TASK: Leave every picture out and write out the records below exactly.

Rows from a figure dataset
Begin
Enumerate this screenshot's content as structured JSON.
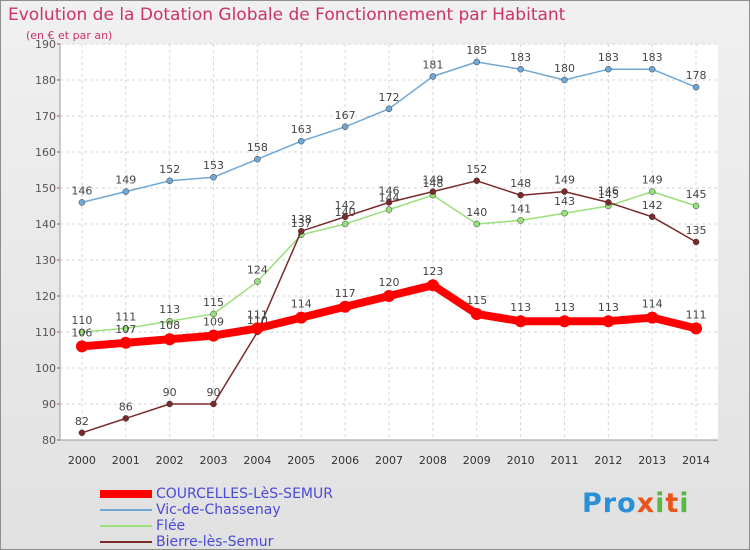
{
  "header": {
    "title": "Evolution de la Dotation Globale de Fonctionnement par Habitant",
    "subtitle": "(en € et par an)"
  },
  "logo": {
    "text": "Proxiti",
    "letter_colors": [
      "#2a8fd6",
      "#2a8fd6",
      "#2a8fd6",
      "#e8541a",
      "#57b846",
      "#e8541a",
      "#57b846"
    ]
  },
  "chart_data": {
    "type": "line",
    "title": "Evolution de la Dotation Globale de Fonctionnement par Habitant",
    "subtitle": "(en € et par an)",
    "xlabel": "",
    "ylabel": "",
    "x": [
      2000,
      2001,
      2002,
      2003,
      2004,
      2005,
      2006,
      2007,
      2008,
      2009,
      2010,
      2011,
      2012,
      2013,
      2014
    ],
    "ylim": [
      80,
      190
    ],
    "yticks": [
      80,
      90,
      100,
      110,
      120,
      130,
      140,
      150,
      160,
      170,
      180,
      190
    ],
    "grid": true,
    "legend_position": "bottom-left",
    "series": [
      {
        "name": "COURCELLES-LèS-SEMUR",
        "values": [
          106,
          107,
          108,
          109,
          111,
          114,
          117,
          120,
          123,
          115,
          113,
          113,
          113,
          114,
          111
        ],
        "color": "#ff0000",
        "emphasis": "thick"
      },
      {
        "name": "Vic-de-Chassenay",
        "values": [
          146,
          149,
          152,
          153,
          158,
          163,
          167,
          172,
          181,
          185,
          183,
          180,
          183,
          183,
          178
        ],
        "color": "#6fa8d6",
        "emphasis": "thin"
      },
      {
        "name": "Flée",
        "values": [
          110,
          111,
          113,
          115,
          124,
          137,
          140,
          144,
          148,
          140,
          141,
          143,
          145,
          149,
          145
        ],
        "color": "#99e07a",
        "emphasis": "thin"
      },
      {
        "name": "Bierre-lès-Semur",
        "values": [
          82,
          86,
          90,
          90,
          110,
          138,
          142,
          146,
          149,
          152,
          148,
          149,
          146,
          142,
          135
        ],
        "color": "#7a2a2a",
        "emphasis": "thin"
      }
    ]
  }
}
End
EXPECTED OUTPUT:
Enumerate this screenshot's content as structured JSON.
{
  "header": {
    "title": "Evolution de la Dotation Globale de Fonctionnement par Habitant",
    "subtitle": "(en € et par an)"
  },
  "logo": {
    "text": "Proxiti",
    "letter_colors": [
      "#2a8fd6",
      "#2a8fd6",
      "#2a8fd6",
      "#e8541a",
      "#57b846",
      "#e8541a",
      "#57b846"
    ]
  },
  "chart_data": {
    "type": "line",
    "title": "Evolution de la Dotation Globale de Fonctionnement par Habitant",
    "subtitle": "(en € et par an)",
    "xlabel": "",
    "ylabel": "",
    "x": [
      2000,
      2001,
      2002,
      2003,
      2004,
      2005,
      2006,
      2007,
      2008,
      2009,
      2010,
      2011,
      2012,
      2013,
      2014
    ],
    "ylim": [
      80,
      190
    ],
    "yticks": [
      80,
      90,
      100,
      110,
      120,
      130,
      140,
      150,
      160,
      170,
      180,
      190
    ],
    "grid": true,
    "legend_position": "bottom-left",
    "series": [
      {
        "name": "COURCELLES-LèS-SEMUR",
        "values": [
          106,
          107,
          108,
          109,
          111,
          114,
          117,
          120,
          123,
          115,
          113,
          113,
          113,
          114,
          111
        ],
        "color": "#ff0000",
        "emphasis": "thick"
      },
      {
        "name": "Vic-de-Chassenay",
        "values": [
          146,
          149,
          152,
          153,
          158,
          163,
          167,
          172,
          181,
          185,
          183,
          180,
          183,
          183,
          178
        ],
        "color": "#6fa8d6",
        "emphasis": "thin"
      },
      {
        "name": "Flée",
        "values": [
          110,
          111,
          113,
          115,
          124,
          137,
          140,
          144,
          148,
          140,
          141,
          143,
          145,
          149,
          145
        ],
        "color": "#99e07a",
        "emphasis": "thin"
      },
      {
        "name": "Bierre-lès-Semur",
        "values": [
          82,
          86,
          90,
          90,
          110,
          138,
          142,
          146,
          149,
          152,
          148,
          149,
          146,
          142,
          135
        ],
        "color": "#7a2a2a",
        "emphasis": "thin"
      }
    ]
  }
}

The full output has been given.